WHAT IS ASKED - Below is a listing; write it out exactly and drop any images from it.

(Source records)
^^^^

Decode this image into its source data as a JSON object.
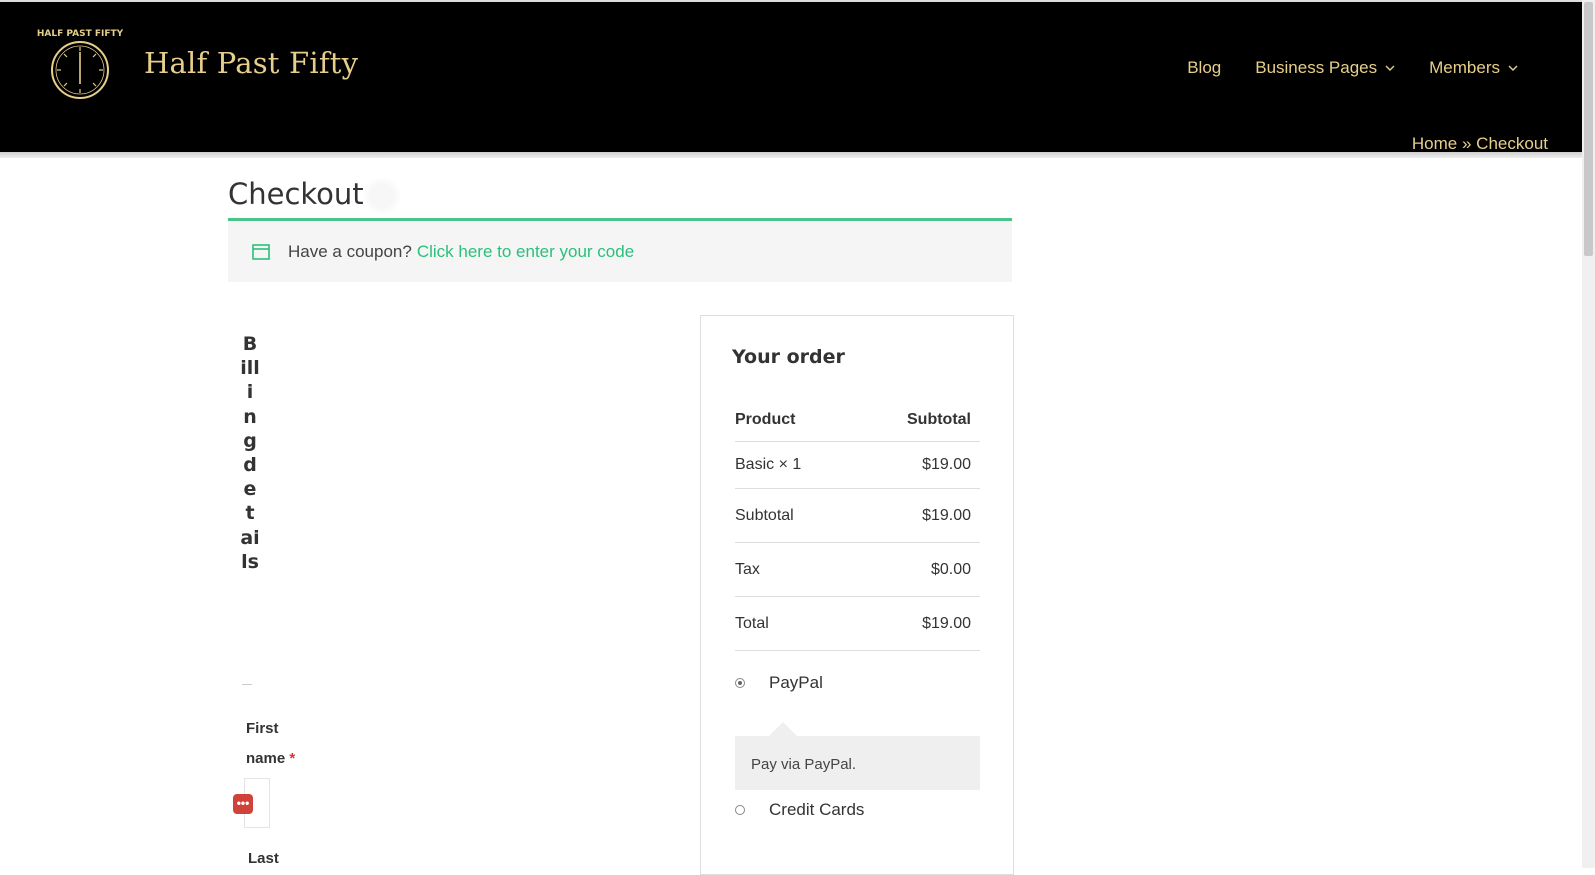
{
  "header": {
    "logo_text": "HALF PAST FIFTY",
    "site_title": "Half Past Fifty",
    "nav": [
      {
        "label": "Blog"
      },
      {
        "label": "Business Pages"
      },
      {
        "label": "Members"
      }
    ],
    "breadcrumb": {
      "home": "Home",
      "sep": "»",
      "current": "Checkout"
    }
  },
  "page": {
    "title": "Checkout"
  },
  "coupon": {
    "text": "Have a coupon?",
    "link": "Click here to enter your code"
  },
  "billing": {
    "heading": "Billing details",
    "first_name_label_1": "First",
    "first_name_label_2": "name",
    "required_mark": "*",
    "last_name_label": "Last",
    "password_icon": "•••"
  },
  "order": {
    "title": "Your order",
    "head": {
      "product": "Product",
      "subtotal": "Subtotal"
    },
    "item": {
      "name": "Basic × 1",
      "price": "$19.00"
    },
    "subtotal": {
      "label": "Subtotal",
      "value": "$19.00"
    },
    "tax": {
      "label": "Tax",
      "value": "$0.00"
    },
    "total": {
      "label": "Total",
      "value": "$19.00"
    },
    "payment": {
      "paypal": "PayPal",
      "paypal_desc": "Pay via PayPal.",
      "cards": "Credit Cards"
    }
  },
  "colors": {
    "header_bg": "#000000",
    "gold": "#e6cf8a",
    "accent_green": "#2bbf7a",
    "required": "#dd3333"
  }
}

^^^^

THE OUTPUT -
Decode this image into its source data as a JSON object.
{
  "header": {
    "logo_text": "HALF PAST FIFTY",
    "site_title": "Half Past Fifty",
    "nav": [
      {
        "label": "Blog"
      },
      {
        "label": "Business Pages"
      },
      {
        "label": "Members"
      }
    ],
    "breadcrumb": {
      "home": "Home",
      "sep": "»",
      "current": "Checkout"
    }
  },
  "page": {
    "title": "Checkout"
  },
  "coupon": {
    "text": "Have a coupon?",
    "link": "Click here to enter your code"
  },
  "billing": {
    "heading": "Billing details",
    "first_name_label_1": "First",
    "first_name_label_2": "name",
    "required_mark": "*",
    "last_name_label": "Last",
    "password_icon": "•••"
  },
  "order": {
    "title": "Your order",
    "head": {
      "product": "Product",
      "subtotal": "Subtotal"
    },
    "item": {
      "name": "Basic × 1",
      "price": "$19.00"
    },
    "subtotal": {
      "label": "Subtotal",
      "value": "$19.00"
    },
    "tax": {
      "label": "Tax",
      "value": "$0.00"
    },
    "total": {
      "label": "Total",
      "value": "$19.00"
    },
    "payment": {
      "paypal": "PayPal",
      "paypal_desc": "Pay via PayPal.",
      "cards": "Credit Cards"
    }
  },
  "colors": {
    "header_bg": "#000000",
    "gold": "#e6cf8a",
    "accent_green": "#2bbf7a",
    "required": "#dd3333"
  }
}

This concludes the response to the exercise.